▸ **ITEMS**

____________________

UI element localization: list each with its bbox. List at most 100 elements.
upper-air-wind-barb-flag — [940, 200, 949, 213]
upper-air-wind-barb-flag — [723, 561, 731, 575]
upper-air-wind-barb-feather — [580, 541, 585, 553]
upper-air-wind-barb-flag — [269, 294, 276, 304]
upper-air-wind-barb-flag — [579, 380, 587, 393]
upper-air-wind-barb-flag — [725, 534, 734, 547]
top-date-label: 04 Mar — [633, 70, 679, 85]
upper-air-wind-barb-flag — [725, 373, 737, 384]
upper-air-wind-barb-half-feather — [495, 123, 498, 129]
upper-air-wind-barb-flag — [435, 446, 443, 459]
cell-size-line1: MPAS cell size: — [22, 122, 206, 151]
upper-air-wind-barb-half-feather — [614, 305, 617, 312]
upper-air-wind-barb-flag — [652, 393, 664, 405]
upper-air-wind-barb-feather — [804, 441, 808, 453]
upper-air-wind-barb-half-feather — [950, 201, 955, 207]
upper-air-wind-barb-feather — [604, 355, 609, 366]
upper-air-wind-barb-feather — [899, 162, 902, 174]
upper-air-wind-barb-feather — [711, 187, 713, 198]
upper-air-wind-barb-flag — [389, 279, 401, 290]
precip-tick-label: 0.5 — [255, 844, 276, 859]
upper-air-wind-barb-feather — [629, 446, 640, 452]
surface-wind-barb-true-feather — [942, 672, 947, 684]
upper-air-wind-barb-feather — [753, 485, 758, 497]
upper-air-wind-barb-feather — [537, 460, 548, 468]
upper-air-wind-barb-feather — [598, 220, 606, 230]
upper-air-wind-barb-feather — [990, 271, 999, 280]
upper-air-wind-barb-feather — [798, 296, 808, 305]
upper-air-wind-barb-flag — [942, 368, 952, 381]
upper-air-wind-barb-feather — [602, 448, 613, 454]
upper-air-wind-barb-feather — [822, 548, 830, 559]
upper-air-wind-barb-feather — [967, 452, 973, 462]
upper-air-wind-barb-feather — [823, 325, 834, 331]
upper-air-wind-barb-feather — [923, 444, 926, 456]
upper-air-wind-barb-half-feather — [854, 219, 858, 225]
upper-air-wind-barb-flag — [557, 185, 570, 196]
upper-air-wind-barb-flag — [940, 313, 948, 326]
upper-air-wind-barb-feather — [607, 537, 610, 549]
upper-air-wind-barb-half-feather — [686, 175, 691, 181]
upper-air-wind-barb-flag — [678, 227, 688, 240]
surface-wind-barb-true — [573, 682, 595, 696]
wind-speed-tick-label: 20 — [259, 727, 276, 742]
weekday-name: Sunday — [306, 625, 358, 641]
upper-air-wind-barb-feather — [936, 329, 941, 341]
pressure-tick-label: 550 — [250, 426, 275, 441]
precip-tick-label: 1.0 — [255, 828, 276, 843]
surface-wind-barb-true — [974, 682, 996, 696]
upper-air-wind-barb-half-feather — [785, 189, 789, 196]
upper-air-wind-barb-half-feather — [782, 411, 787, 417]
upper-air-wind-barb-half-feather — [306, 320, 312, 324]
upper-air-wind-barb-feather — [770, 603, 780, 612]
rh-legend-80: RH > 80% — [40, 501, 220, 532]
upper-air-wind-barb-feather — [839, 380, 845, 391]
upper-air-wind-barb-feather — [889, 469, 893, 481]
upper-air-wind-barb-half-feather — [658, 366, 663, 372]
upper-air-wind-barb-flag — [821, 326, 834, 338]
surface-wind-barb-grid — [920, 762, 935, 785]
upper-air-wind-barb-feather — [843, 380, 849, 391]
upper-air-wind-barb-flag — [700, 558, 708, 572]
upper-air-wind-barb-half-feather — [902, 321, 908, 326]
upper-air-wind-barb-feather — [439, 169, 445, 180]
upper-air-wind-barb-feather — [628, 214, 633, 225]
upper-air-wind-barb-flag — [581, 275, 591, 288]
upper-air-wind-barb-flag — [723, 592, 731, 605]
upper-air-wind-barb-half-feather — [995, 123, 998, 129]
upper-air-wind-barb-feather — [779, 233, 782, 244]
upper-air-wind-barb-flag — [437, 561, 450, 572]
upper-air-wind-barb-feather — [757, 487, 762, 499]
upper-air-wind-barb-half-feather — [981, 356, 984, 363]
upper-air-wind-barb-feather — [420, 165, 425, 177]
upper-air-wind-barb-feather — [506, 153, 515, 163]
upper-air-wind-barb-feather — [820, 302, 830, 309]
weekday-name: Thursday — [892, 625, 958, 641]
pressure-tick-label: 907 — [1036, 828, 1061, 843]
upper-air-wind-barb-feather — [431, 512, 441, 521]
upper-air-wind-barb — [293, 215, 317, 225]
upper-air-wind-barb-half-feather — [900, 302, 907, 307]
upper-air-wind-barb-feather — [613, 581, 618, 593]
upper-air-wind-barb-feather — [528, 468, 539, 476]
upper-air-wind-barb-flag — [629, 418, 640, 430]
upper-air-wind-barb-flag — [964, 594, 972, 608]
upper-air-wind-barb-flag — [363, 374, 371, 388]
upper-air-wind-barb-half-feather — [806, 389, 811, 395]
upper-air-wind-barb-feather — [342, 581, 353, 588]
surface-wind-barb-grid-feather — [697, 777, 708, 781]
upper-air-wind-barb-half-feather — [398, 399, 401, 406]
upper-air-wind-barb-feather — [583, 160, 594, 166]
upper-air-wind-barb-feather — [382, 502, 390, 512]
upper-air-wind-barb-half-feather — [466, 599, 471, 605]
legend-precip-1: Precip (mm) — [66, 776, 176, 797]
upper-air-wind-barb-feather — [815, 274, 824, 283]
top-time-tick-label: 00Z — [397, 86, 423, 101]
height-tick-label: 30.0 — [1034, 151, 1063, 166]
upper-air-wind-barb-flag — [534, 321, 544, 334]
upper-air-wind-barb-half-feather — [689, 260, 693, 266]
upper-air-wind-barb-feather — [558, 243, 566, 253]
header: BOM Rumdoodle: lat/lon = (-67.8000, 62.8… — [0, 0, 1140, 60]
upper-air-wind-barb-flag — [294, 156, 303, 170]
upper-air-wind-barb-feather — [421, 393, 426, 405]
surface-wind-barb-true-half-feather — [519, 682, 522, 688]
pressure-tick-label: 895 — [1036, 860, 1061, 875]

____________________

▸ **BRIEF**
Please reproduce every one of the records above verbatim, line for line and in the same order.

▸ **SOLVED PROBLEM**
UI element localization: list each with its bbox. List at most 100 elements.
upper-air-wind-barb-flag — [940, 200, 949, 213]
upper-air-wind-barb-flag — [723, 561, 731, 575]
upper-air-wind-barb-feather — [580, 541, 585, 553]
upper-air-wind-barb-flag — [269, 294, 276, 304]
upper-air-wind-barb-flag — [579, 380, 587, 393]
upper-air-wind-barb-flag — [725, 534, 734, 547]
top-date-label: 04 Mar — [633, 70, 679, 85]
upper-air-wind-barb-flag — [725, 373, 737, 384]
upper-air-wind-barb-half-feather — [495, 123, 498, 129]
upper-air-wind-barb-flag — [435, 446, 443, 459]
cell-size-line1: MPAS cell size: — [22, 122, 206, 151]
upper-air-wind-barb-half-feather — [614, 305, 617, 312]
upper-air-wind-barb-flag — [652, 393, 664, 405]
upper-air-wind-barb-feather — [804, 441, 808, 453]
upper-air-wind-barb-half-feather — [950, 201, 955, 207]
upper-air-wind-barb-feather — [604, 355, 609, 366]
upper-air-wind-barb-feather — [899, 162, 902, 174]
upper-air-wind-barb-feather — [711, 187, 713, 198]
upper-air-wind-barb-flag — [389, 279, 401, 290]
precip-tick-label: 0.5 — [255, 844, 276, 859]
upper-air-wind-barb-feather — [629, 446, 640, 452]
surface-wind-barb-true-feather — [942, 672, 947, 684]
upper-air-wind-barb-feather — [753, 485, 758, 497]
upper-air-wind-barb-feather — [537, 460, 548, 468]
upper-air-wind-barb-feather — [598, 220, 606, 230]
upper-air-wind-barb-feather — [990, 271, 999, 280]
upper-air-wind-barb-feather — [798, 296, 808, 305]
upper-air-wind-barb-flag — [942, 368, 952, 381]
upper-air-wind-barb-feather — [602, 448, 613, 454]
upper-air-wind-barb-feather — [822, 548, 830, 559]
upper-air-wind-barb-feather — [967, 452, 973, 462]
upper-air-wind-barb-feather — [823, 325, 834, 331]
upper-air-wind-barb-feather — [923, 444, 926, 456]
upper-air-wind-barb-half-feather — [854, 219, 858, 225]
upper-air-wind-barb-flag — [557, 185, 570, 196]
upper-air-wind-barb-flag — [940, 313, 948, 326]
upper-air-wind-barb-feather — [607, 537, 610, 549]
upper-air-wind-barb-half-feather — [686, 175, 691, 181]
upper-air-wind-barb-flag — [678, 227, 688, 240]
surface-wind-barb-true — [573, 682, 595, 696]
wind-speed-tick-label: 20 — [259, 727, 276, 742]
weekday-name: Sunday — [306, 625, 358, 641]
upper-air-wind-barb-feather — [936, 329, 941, 341]
pressure-tick-label: 550 — [250, 426, 275, 441]
precip-tick-label: 1.0 — [255, 828, 276, 843]
surface-wind-barb-true — [974, 682, 996, 696]
upper-air-wind-barb-half-feather — [785, 189, 789, 196]
upper-air-wind-barb-half-feather — [782, 411, 787, 417]
upper-air-wind-barb-half-feather — [306, 320, 312, 324]
upper-air-wind-barb-feather — [770, 603, 780, 612]
rh-legend-80: RH > 80% — [40, 501, 220, 532]
upper-air-wind-barb-feather — [839, 380, 845, 391]
upper-air-wind-barb-feather — [889, 469, 893, 481]
upper-air-wind-barb-half-feather — [658, 366, 663, 372]
upper-air-wind-barb-flag — [821, 326, 834, 338]
surface-wind-barb-grid — [920, 762, 935, 785]
upper-air-wind-barb-feather — [843, 380, 849, 391]
upper-air-wind-barb-flag — [700, 558, 708, 572]
upper-air-wind-barb-half-feather — [902, 321, 908, 326]
upper-air-wind-barb-feather — [439, 169, 445, 180]
upper-air-wind-barb-feather — [628, 214, 633, 225]
upper-air-wind-barb-flag — [581, 275, 591, 288]
upper-air-wind-barb-flag — [723, 592, 731, 605]
upper-air-wind-barb-half-feather — [995, 123, 998, 129]
upper-air-wind-barb-feather — [779, 233, 782, 244]
upper-air-wind-barb-flag — [437, 561, 450, 572]
upper-air-wind-barb-feather — [757, 487, 762, 499]
upper-air-wind-barb-half-feather — [981, 356, 984, 363]
upper-air-wind-barb-feather — [420, 165, 425, 177]
upper-air-wind-barb-feather — [506, 153, 515, 163]
upper-air-wind-barb-feather — [820, 302, 830, 309]
weekday-name: Thursday — [892, 625, 958, 641]
pressure-tick-label: 907 — [1036, 828, 1061, 843]
upper-air-wind-barb-feather — [431, 512, 441, 521]
upper-air-wind-barb — [293, 215, 317, 225]
upper-air-wind-barb-half-feather — [900, 302, 907, 307]
upper-air-wind-barb-feather — [613, 581, 618, 593]
upper-air-wind-barb-feather — [528, 468, 539, 476]
upper-air-wind-barb-flag — [629, 418, 640, 430]
upper-air-wind-barb-flag — [964, 594, 972, 608]
upper-air-wind-barb-flag — [363, 374, 371, 388]
upper-air-wind-barb-half-feather — [806, 389, 811, 395]
upper-air-wind-barb-feather — [342, 581, 353, 588]
surface-wind-barb-grid-feather — [697, 777, 708, 781]
upper-air-wind-barb-half-feather — [398, 399, 401, 406]
upper-air-wind-barb-feather — [583, 160, 594, 166]
upper-air-wind-barb-feather — [382, 502, 390, 512]
upper-air-wind-barb-half-feather — [466, 599, 471, 605]
legend-precip-1: Precip (mm) — [66, 776, 176, 797]
upper-air-wind-barb-feather — [815, 274, 824, 283]
top-time-tick-label: 00Z — [397, 86, 423, 101]
height-tick-label: 30.0 — [1034, 151, 1063, 166]
upper-air-wind-barb-flag — [534, 321, 544, 334]
upper-air-wind-barb-half-feather — [689, 260, 693, 266]
upper-air-wind-barb-feather — [558, 243, 566, 253]
header: BOM Rumdoodle: lat/lon = (-67.8000, 62.8… — [0, 0, 1140, 60]
upper-air-wind-barb-flag — [294, 156, 303, 170]
upper-air-wind-barb-feather — [421, 393, 426, 405]
surface-wind-barb-true-half-feather — [519, 682, 522, 688]
pressure-tick-label: 895 — [1036, 860, 1061, 875]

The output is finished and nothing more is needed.